RECORDS PROVIDED:
^^^^^^^^

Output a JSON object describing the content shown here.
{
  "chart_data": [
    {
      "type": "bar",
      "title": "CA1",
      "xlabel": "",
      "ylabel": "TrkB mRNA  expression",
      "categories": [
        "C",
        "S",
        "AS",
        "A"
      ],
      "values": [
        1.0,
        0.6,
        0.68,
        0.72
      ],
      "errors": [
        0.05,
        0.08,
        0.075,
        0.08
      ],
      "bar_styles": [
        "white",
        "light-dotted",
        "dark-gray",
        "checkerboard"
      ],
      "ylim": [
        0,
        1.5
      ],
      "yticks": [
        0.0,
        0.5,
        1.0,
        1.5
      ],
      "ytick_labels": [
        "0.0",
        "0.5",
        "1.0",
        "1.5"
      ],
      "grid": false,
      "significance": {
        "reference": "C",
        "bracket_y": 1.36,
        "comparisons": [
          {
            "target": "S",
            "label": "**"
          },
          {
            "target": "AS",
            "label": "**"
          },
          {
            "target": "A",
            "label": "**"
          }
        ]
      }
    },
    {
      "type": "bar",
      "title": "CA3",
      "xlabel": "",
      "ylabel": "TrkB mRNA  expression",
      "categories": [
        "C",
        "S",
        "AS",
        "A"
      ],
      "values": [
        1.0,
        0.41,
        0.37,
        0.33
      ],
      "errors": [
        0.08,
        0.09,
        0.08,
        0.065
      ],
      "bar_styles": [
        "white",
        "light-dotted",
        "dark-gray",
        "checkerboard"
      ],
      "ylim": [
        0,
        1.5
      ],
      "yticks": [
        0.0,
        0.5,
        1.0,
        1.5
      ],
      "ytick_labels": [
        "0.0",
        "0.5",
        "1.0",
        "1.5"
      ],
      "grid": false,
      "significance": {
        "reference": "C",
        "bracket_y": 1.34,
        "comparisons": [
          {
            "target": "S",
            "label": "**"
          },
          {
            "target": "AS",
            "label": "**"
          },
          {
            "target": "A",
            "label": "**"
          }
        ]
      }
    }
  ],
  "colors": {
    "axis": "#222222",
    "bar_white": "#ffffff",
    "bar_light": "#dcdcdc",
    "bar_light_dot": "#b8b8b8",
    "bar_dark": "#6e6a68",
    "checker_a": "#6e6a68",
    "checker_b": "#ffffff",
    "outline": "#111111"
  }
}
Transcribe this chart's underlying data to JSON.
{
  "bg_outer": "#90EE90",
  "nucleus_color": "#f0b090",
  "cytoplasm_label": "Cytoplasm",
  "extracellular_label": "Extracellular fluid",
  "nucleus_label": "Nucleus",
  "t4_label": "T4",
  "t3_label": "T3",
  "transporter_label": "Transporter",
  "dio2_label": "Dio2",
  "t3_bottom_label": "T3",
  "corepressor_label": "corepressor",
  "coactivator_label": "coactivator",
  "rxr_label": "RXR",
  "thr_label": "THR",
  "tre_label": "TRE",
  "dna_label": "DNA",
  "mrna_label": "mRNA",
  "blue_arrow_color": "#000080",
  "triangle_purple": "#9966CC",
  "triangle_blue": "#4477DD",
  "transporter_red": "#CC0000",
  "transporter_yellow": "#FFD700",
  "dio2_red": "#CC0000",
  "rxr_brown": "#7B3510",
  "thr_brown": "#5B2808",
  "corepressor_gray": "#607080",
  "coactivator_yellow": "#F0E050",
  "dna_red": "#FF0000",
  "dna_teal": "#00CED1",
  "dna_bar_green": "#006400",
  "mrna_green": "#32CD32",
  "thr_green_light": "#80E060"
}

^^^^^^^^

WHAT THE TASK REQUIRES: Copy exactly the lines from the one with "Transcribe this chart's" down to the last line of the records above, and leave out everything else.

EXERCISE SOLUTION:
Transcribe this chart's underlying data to JSON.
{
  "bg_outer": "#90EE90",
  "nucleus_color": "#f0b090",
  "cytoplasm_label": "Cytoplasm",
  "extracellular_label": "Extracellular fluid",
  "nucleus_label": "Nucleus",
  "t4_label": "T4",
  "t3_label": "T3",
  "transporter_label": "Transporter",
  "dio2_label": "Dio2",
  "t3_bottom_label": "T3",
  "corepressor_label": "corepressor",
  "coactivator_label": "coactivator",
  "rxr_label": "RXR",
  "thr_label": "THR",
  "tre_label": "TRE",
  "dna_label": "DNA",
  "mrna_label": "mRNA",
  "blue_arrow_color": "#000080",
  "triangle_purple": "#9966CC",
  "triangle_blue": "#4477DD",
  "transporter_red": "#CC0000",
  "transporter_yellow": "#FFD700",
  "dio2_red": "#CC0000",
  "rxr_brown": "#7B3510",
  "thr_brown": "#5B2808",
  "corepressor_gray": "#607080",
  "coactivator_yellow": "#F0E050",
  "dna_red": "#FF0000",
  "dna_teal": "#00CED1",
  "dna_bar_green": "#006400",
  "mrna_green": "#32CD32",
  "thr_green_light": "#80E060"
}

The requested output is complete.